Exercise task:
How many lines in this data contain the string "icon"? Reply with the number only.

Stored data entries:
## BEGIN

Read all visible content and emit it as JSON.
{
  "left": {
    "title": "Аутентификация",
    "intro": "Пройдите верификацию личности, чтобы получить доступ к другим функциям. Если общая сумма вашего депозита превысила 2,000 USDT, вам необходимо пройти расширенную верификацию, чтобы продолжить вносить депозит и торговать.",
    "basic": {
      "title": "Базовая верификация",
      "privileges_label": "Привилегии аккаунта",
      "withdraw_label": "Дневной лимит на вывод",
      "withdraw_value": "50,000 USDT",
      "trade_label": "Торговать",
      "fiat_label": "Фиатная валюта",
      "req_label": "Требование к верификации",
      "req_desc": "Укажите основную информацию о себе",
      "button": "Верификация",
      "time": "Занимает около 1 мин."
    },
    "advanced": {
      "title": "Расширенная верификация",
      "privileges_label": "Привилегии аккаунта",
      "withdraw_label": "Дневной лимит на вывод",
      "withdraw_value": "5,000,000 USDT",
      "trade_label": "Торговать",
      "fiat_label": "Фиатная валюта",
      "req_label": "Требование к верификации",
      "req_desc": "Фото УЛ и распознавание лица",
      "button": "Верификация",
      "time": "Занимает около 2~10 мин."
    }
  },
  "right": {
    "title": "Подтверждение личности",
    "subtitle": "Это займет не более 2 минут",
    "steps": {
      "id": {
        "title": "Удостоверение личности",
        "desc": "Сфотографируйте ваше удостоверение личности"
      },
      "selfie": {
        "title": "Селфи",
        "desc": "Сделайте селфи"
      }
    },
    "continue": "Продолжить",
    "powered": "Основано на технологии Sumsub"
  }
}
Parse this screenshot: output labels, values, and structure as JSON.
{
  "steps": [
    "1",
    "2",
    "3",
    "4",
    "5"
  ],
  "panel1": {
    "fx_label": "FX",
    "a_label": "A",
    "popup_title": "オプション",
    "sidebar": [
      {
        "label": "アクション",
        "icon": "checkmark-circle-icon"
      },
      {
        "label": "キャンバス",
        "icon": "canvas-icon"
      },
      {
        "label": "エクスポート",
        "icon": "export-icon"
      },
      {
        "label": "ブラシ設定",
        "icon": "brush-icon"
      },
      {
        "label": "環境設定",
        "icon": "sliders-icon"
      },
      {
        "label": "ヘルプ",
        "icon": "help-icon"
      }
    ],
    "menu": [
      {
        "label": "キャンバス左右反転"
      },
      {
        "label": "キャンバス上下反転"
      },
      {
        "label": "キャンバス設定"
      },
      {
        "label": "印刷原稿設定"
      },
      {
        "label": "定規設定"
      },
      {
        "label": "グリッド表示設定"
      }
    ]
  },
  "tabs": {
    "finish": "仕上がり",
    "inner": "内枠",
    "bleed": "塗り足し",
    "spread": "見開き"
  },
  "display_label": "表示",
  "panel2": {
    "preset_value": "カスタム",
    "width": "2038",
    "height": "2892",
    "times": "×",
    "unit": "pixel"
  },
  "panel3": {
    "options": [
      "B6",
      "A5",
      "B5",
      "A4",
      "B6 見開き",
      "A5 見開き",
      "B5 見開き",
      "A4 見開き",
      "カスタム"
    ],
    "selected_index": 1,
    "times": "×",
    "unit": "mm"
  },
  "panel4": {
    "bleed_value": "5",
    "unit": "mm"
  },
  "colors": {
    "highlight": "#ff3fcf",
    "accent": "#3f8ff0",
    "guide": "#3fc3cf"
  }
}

## END

Task output:
6